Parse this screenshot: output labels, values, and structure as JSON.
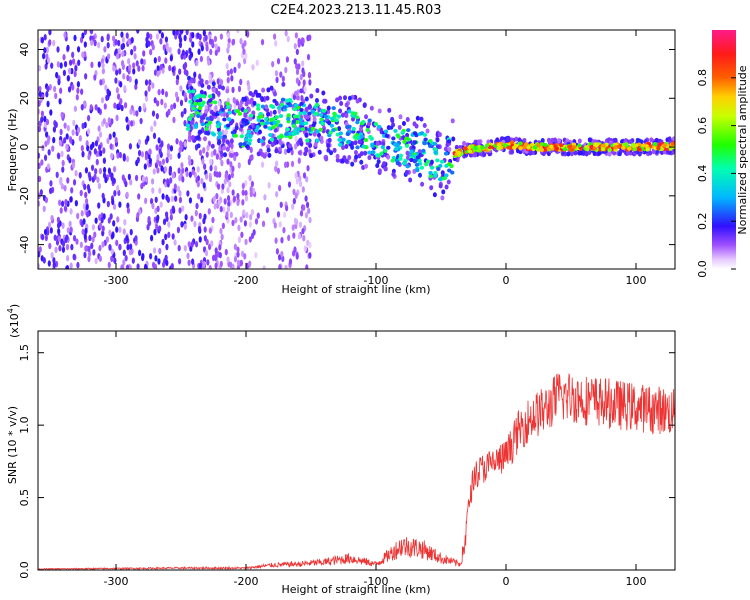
{
  "figure_title": "C2E4.2023.213.11.45.R03",
  "chart_data": [
    {
      "type": "heatmap",
      "title": "C2E4.2023.213.11.45.R03",
      "xlabel": "Height of straight line (km)",
      "ylabel": "Frequency (Hz)",
      "xlim": [
        -360,
        130
      ],
      "ylim": [
        -50,
        48
      ],
      "x_ticks": [
        -300,
        -200,
        -100,
        0,
        100
      ],
      "x_tick_labels": [
        "-300",
        "-200",
        "-100",
        "0",
        "100"
      ],
      "y_ticks": [
        -40,
        -20,
        0,
        20,
        40
      ],
      "y_tick_labels": [
        "-40",
        "-20",
        "0",
        "20",
        "40"
      ],
      "colorbar": {
        "label": "Normalized spectral amplitude",
        "range": [
          0,
          1
        ],
        "ticks": [
          0.0,
          0.2,
          0.4,
          0.6,
          0.8
        ],
        "tick_labels": [
          "0.0",
          "0.2",
          "0.4",
          "0.6",
          "0.8"
        ],
        "colormap": "rainbow (white-violet-blue-cyan-green-yellow-red-magenta)"
      },
      "ridge": [
        {
          "x": -240,
          "y": 15
        },
        {
          "x": -200,
          "y": 8
        },
        {
          "x": -170,
          "y": 12
        },
        {
          "x": -150,
          "y": 10
        },
        {
          "x": -120,
          "y": 7
        },
        {
          "x": -100,
          "y": 4
        },
        {
          "x": -80,
          "y": 0
        },
        {
          "x": -60,
          "y": -3
        },
        {
          "x": -50,
          "y": -8
        },
        {
          "x": -45,
          "y": -4
        },
        {
          "x": -30,
          "y": -1
        },
        {
          "x": -10,
          "y": 0
        },
        {
          "x": 0,
          "y": 1
        },
        {
          "x": 20,
          "y": 0
        },
        {
          "x": 60,
          "y": 0
        },
        {
          "x": 100,
          "y": 0
        },
        {
          "x": 130,
          "y": 0.5
        }
      ],
      "grid": false
    },
    {
      "type": "line",
      "xlabel": "Height of straight line (km)",
      "ylabel": "SNR (10 * v/v)",
      "y_multiplier_label": "(x10",
      "y_multiplier_exponent": "4",
      "y_multiplier_close": ")",
      "xlim": [
        -360,
        130
      ],
      "ylim": [
        0,
        1.65
      ],
      "x_ticks": [
        -300,
        -200,
        -100,
        0,
        100
      ],
      "x_tick_labels": [
        "-300",
        "-200",
        "-100",
        "0",
        "100"
      ],
      "y_ticks": [
        0,
        0.5,
        1.0,
        1.5
      ],
      "y_tick_labels": [
        "0.0",
        "0.5",
        "1.0",
        "1.5"
      ],
      "color": "#ee3333",
      "series_envelope": [
        {
          "x": -360,
          "y": 0.01
        },
        {
          "x": -250,
          "y": 0.02
        },
        {
          "x": -200,
          "y": 0.02
        },
        {
          "x": -180,
          "y": 0.05
        },
        {
          "x": -160,
          "y": 0.06
        },
        {
          "x": -140,
          "y": 0.08
        },
        {
          "x": -120,
          "y": 0.12
        },
        {
          "x": -100,
          "y": 0.06
        },
        {
          "x": -80,
          "y": 0.25
        },
        {
          "x": -65,
          "y": 0.22
        },
        {
          "x": -50,
          "y": 0.12
        },
        {
          "x": -35,
          "y": 0.06
        },
        {
          "x": -30,
          "y": 0.4
        },
        {
          "x": -25,
          "y": 0.7
        },
        {
          "x": -20,
          "y": 0.75
        },
        {
          "x": -10,
          "y": 0.8
        },
        {
          "x": 0,
          "y": 0.85
        },
        {
          "x": 10,
          "y": 1.05
        },
        {
          "x": 20,
          "y": 1.15
        },
        {
          "x": 30,
          "y": 1.2
        },
        {
          "x": 40,
          "y": 1.3
        },
        {
          "x": 50,
          "y": 1.3
        },
        {
          "x": 60,
          "y": 1.28
        },
        {
          "x": 80,
          "y": 1.25
        },
        {
          "x": 100,
          "y": 1.22
        },
        {
          "x": 120,
          "y": 1.2
        },
        {
          "x": 130,
          "y": 1.18
        }
      ],
      "grid": false
    }
  ]
}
══════════════════════════════
> [PROBLEM DETAILS]
All of the lines above should be printed exactly, minus the pictures.

> [EXERCISE OUTPUT]
Parse this screenshot: output labels, values, and structure as JSON.
{
  "figure_title": "C2E4.2023.213.11.45.R03",
  "chart_data": [
    {
      "type": "heatmap",
      "title": "C2E4.2023.213.11.45.R03",
      "xlabel": "Height of straight line (km)",
      "ylabel": "Frequency (Hz)",
      "xlim": [
        -360,
        130
      ],
      "ylim": [
        -50,
        48
      ],
      "x_ticks": [
        -300,
        -200,
        -100,
        0,
        100
      ],
      "x_tick_labels": [
        "-300",
        "-200",
        "-100",
        "0",
        "100"
      ],
      "y_ticks": [
        -40,
        -20,
        0,
        20,
        40
      ],
      "y_tick_labels": [
        "-40",
        "-20",
        "0",
        "20",
        "40"
      ],
      "colorbar": {
        "label": "Normalized spectral amplitude",
        "range": [
          0,
          1
        ],
        "ticks": [
          0.0,
          0.2,
          0.4,
          0.6,
          0.8
        ],
        "tick_labels": [
          "0.0",
          "0.2",
          "0.4",
          "0.6",
          "0.8"
        ],
        "colormap": "rainbow (white-violet-blue-cyan-green-yellow-red-magenta)"
      },
      "ridge": [
        {
          "x": -240,
          "y": 15
        },
        {
          "x": -200,
          "y": 8
        },
        {
          "x": -170,
          "y": 12
        },
        {
          "x": -150,
          "y": 10
        },
        {
          "x": -120,
          "y": 7
        },
        {
          "x": -100,
          "y": 4
        },
        {
          "x": -80,
          "y": 0
        },
        {
          "x": -60,
          "y": -3
        },
        {
          "x": -50,
          "y": -8
        },
        {
          "x": -45,
          "y": -4
        },
        {
          "x": -30,
          "y": -1
        },
        {
          "x": -10,
          "y": 0
        },
        {
          "x": 0,
          "y": 1
        },
        {
          "x": 20,
          "y": 0
        },
        {
          "x": 60,
          "y": 0
        },
        {
          "x": 100,
          "y": 0
        },
        {
          "x": 130,
          "y": 0.5
        }
      ],
      "grid": false
    },
    {
      "type": "line",
      "xlabel": "Height of straight line (km)",
      "ylabel": "SNR (10 * v/v)",
      "y_multiplier_label": "(x10",
      "y_multiplier_exponent": "4",
      "y_multiplier_close": ")",
      "xlim": [
        -360,
        130
      ],
      "ylim": [
        0,
        1.65
      ],
      "x_ticks": [
        -300,
        -200,
        -100,
        0,
        100
      ],
      "x_tick_labels": [
        "-300",
        "-200",
        "-100",
        "0",
        "100"
      ],
      "y_ticks": [
        0,
        0.5,
        1.0,
        1.5
      ],
      "y_tick_labels": [
        "0.0",
        "0.5",
        "1.0",
        "1.5"
      ],
      "color": "#ee3333",
      "series_envelope": [
        {
          "x": -360,
          "y": 0.01
        },
        {
          "x": -250,
          "y": 0.02
        },
        {
          "x": -200,
          "y": 0.02
        },
        {
          "x": -180,
          "y": 0.05
        },
        {
          "x": -160,
          "y": 0.06
        },
        {
          "x": -140,
          "y": 0.08
        },
        {
          "x": -120,
          "y": 0.12
        },
        {
          "x": -100,
          "y": 0.06
        },
        {
          "x": -80,
          "y": 0.25
        },
        {
          "x": -65,
          "y": 0.22
        },
        {
          "x": -50,
          "y": 0.12
        },
        {
          "x": -35,
          "y": 0.06
        },
        {
          "x": -30,
          "y": 0.4
        },
        {
          "x": -25,
          "y": 0.7
        },
        {
          "x": -20,
          "y": 0.75
        },
        {
          "x": -10,
          "y": 0.8
        },
        {
          "x": 0,
          "y": 0.85
        },
        {
          "x": 10,
          "y": 1.05
        },
        {
          "x": 20,
          "y": 1.15
        },
        {
          "x": 30,
          "y": 1.2
        },
        {
          "x": 40,
          "y": 1.3
        },
        {
          "x": 50,
          "y": 1.3
        },
        {
          "x": 60,
          "y": 1.28
        },
        {
          "x": 80,
          "y": 1.25
        },
        {
          "x": 100,
          "y": 1.22
        },
        {
          "x": 120,
          "y": 1.2
        },
        {
          "x": 130,
          "y": 1.18
        }
      ],
      "grid": false
    }
  ]
}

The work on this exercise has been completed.